— Set problem —
Repeat all the records exactly, omitting pictures.
**** Exercise data ****
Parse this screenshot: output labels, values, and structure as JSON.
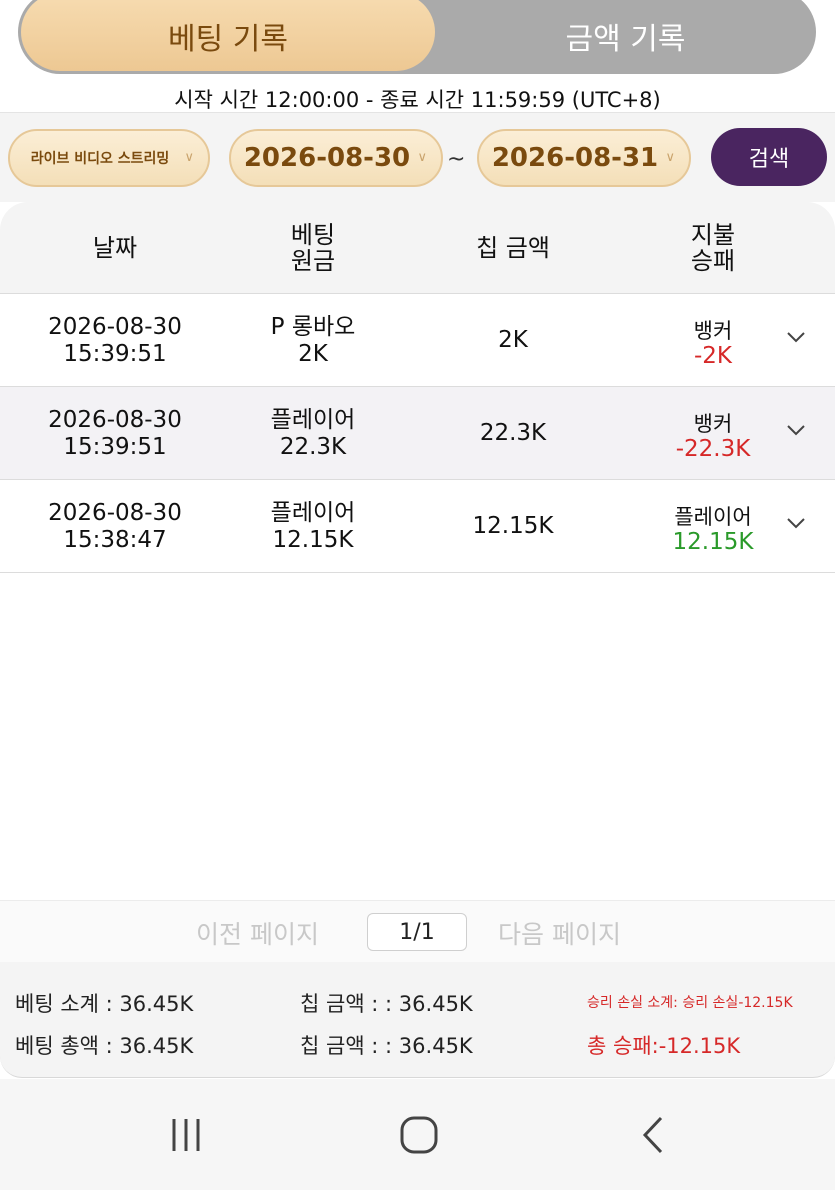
{
  "tabs": [
    {
      "label": "베팅 기록",
      "active": true
    },
    {
      "label": "금액 기록",
      "active": false
    }
  ],
  "time_range_text": "시작 시간 12:00:00 - 종료 시간 11:59:59 (UTC+8)",
  "filters": {
    "stream_select": "라이브 비디오 스트리밍",
    "date_from": "2026-08-30",
    "date_separator": "~",
    "date_to": "2026-08-31",
    "search_label": "검색"
  },
  "table": {
    "headers": {
      "date": "날짜",
      "bet_line1": "베팅",
      "bet_line2": "원금",
      "chip": "칩 금액",
      "pay_line1": "지불",
      "pay_line2": "승패"
    },
    "rows": [
      {
        "date": "2026-08-30",
        "time": "15:39:51",
        "bet_type": "P 롱바오",
        "bet_amount": "2K",
        "chip": "2K",
        "result": "뱅커",
        "winloss": "-2K",
        "winloss_sign": "neg"
      },
      {
        "date": "2026-08-30",
        "time": "15:39:51",
        "bet_type": "플레이어",
        "bet_amount": "22.3K",
        "chip": "22.3K",
        "result": "뱅커",
        "winloss": "-22.3K",
        "winloss_sign": "neg"
      },
      {
        "date": "2026-08-30",
        "time": "15:38:47",
        "bet_type": "플레이어",
        "bet_amount": "12.15K",
        "chip": "12.15K",
        "result": "플레이어",
        "winloss": "12.15K",
        "winloss_sign": "pos"
      }
    ]
  },
  "pagination": {
    "prev_label": "이전 페이지",
    "page_indicator": "1/1",
    "next_label": "다음 페이지"
  },
  "summary": {
    "bet_subtotal": "베팅 소계 : 36.45K",
    "chip_subtotal": "칩 금액 : : 36.45K",
    "winloss_subtotal": "승리 손실 소계: 승리 손실-12.15K",
    "bet_total": "베팅 총액 : 36.45K",
    "chip_total": "칩 금액 : : 36.45K",
    "winloss_total": "총 승패:-12.15K"
  },
  "colors": {
    "tab_active": "#edc893",
    "tab_inactive": "#aaaaaa",
    "search_button": "#4a2560",
    "negative": "#d62828",
    "positive": "#2a9a2a"
  },
  "navbar": {
    "recent_icon": "recent-apps-icon",
    "home_icon": "home-icon",
    "back_icon": "back-icon"
  }
}
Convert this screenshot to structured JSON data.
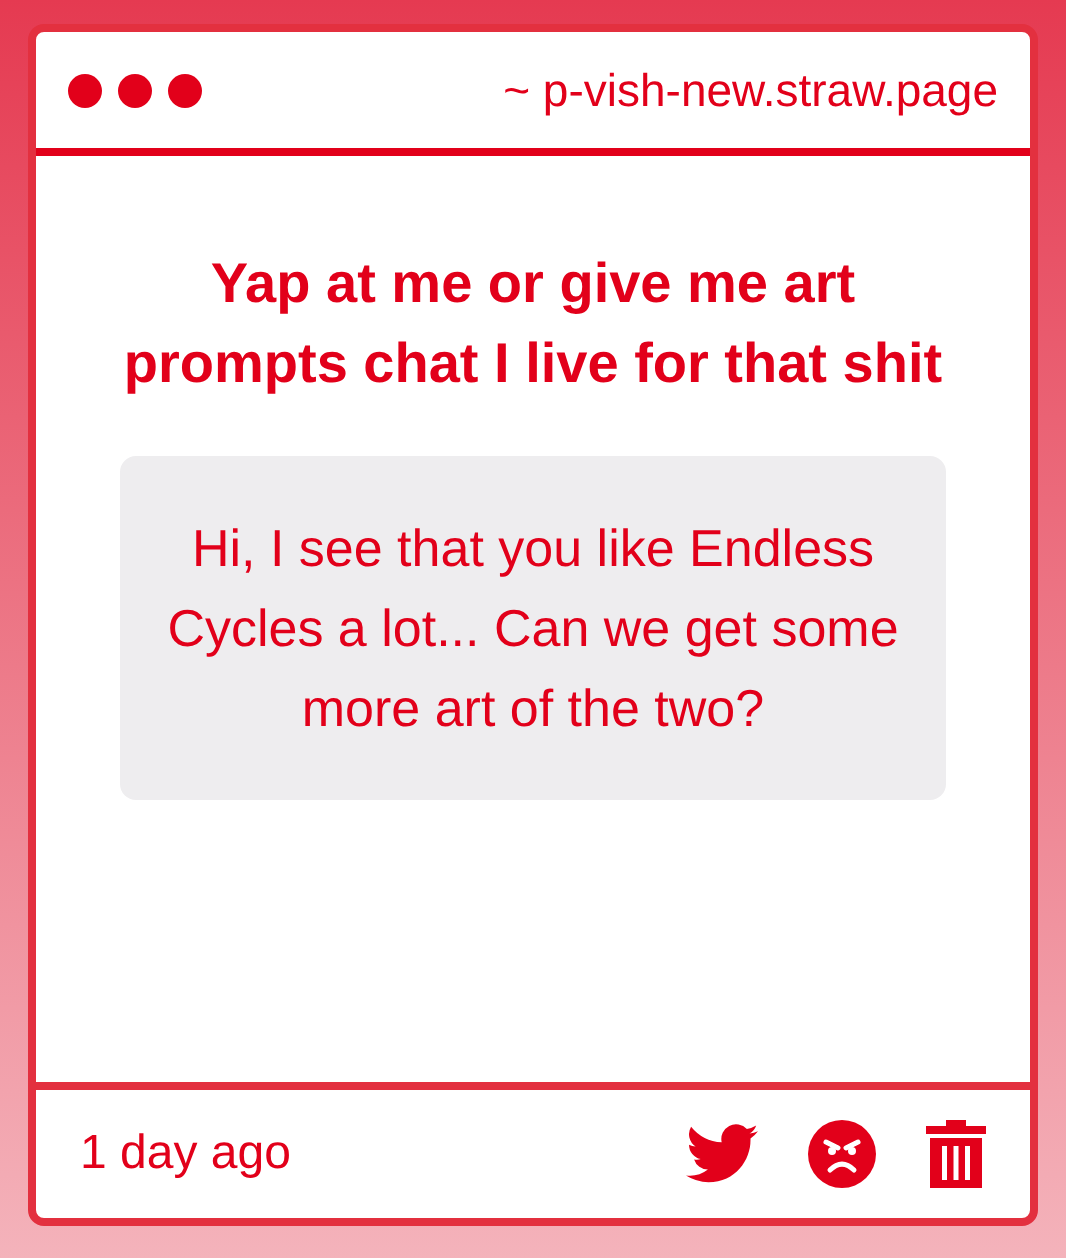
{
  "header": {
    "address": "~ p-vish-new.straw.page"
  },
  "question": {
    "title": "Yap at me or give me art prompts chat I live for that shit",
    "message": "Hi, I see that you like Endless Cycles a lot... Can we get some more art of the two?"
  },
  "footer": {
    "time": "1 day ago"
  }
}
****
— Task response —
Parse this screenshot: output labels, values, and structure as JSON.
{
  "tabs": [
    {
      "label": "베팅 기록",
      "active": true
    },
    {
      "label": "금액 기록",
      "active": false
    }
  ],
  "time_range_text": "시작 시간 12:00:00 - 종료 시간 11:59:59 (UTC+8)",
  "filters": {
    "stream_select": "라이브 비디오 스트리밍",
    "date_from": "2026-08-30",
    "date_separator": "~",
    "date_to": "2026-08-31",
    "search_label": "검색"
  },
  "table": {
    "headers": {
      "date": "날짜",
      "bet_line1": "베팅",
      "bet_line2": "원금",
      "chip": "칩 금액",
      "pay_line1": "지불",
      "pay_line2": "승패"
    },
    "rows": [
      {
        "date": "2026-08-30",
        "time": "15:39:51",
        "bet_type": "P 롱바오",
        "bet_amount": "2K",
        "chip": "2K",
        "result": "뱅커",
        "winloss": "-2K",
        "winloss_sign": "neg"
      },
      {
        "date": "2026-08-30",
        "time": "15:39:51",
        "bet_type": "플레이어",
        "bet_amount": "22.3K",
        "chip": "22.3K",
        "result": "뱅커",
        "winloss": "-22.3K",
        "winloss_sign": "neg"
      },
      {
        "date": "2026-08-30",
        "time": "15:38:47",
        "bet_type": "플레이어",
        "bet_amount": "12.15K",
        "chip": "12.15K",
        "result": "플레이어",
        "winloss": "12.15K",
        "winloss_sign": "pos"
      }
    ]
  },
  "pagination": {
    "prev_label": "이전 페이지",
    "page_indicator": "1/1",
    "next_label": "다음 페이지"
  },
  "summary": {
    "bet_subtotal": "베팅 소계 : 36.45K",
    "chip_subtotal": "칩 금액 : : 36.45K",
    "winloss_subtotal": "승리 손실 소계: 승리 손실-12.15K",
    "bet_total": "베팅 총액 : 36.45K",
    "chip_total": "칩 금액 : : 36.45K",
    "winloss_total": "총 승패:-12.15K"
  },
  "colors": {
    "tab_active": "#edc893",
    "tab_inactive": "#aaaaaa",
    "search_button": "#4a2560",
    "negative": "#d62828",
    "positive": "#2a9a2a"
  },
  "navbar": {
    "recent_icon": "recent-apps-icon",
    "home_icon": "home-icon",
    "back_icon": "back-icon"
  }
}
Convert this screenshot to structured JSON data.
{
  "header": {
    "address": "~ p-vish-new.straw.page"
  },
  "question": {
    "title": "Yap at me or give me art prompts chat I live for that shit",
    "message": "Hi, I see that you like Endless Cycles a lot... Can we get some more art of the two?"
  },
  "footer": {
    "time": "1 day ago"
  }
}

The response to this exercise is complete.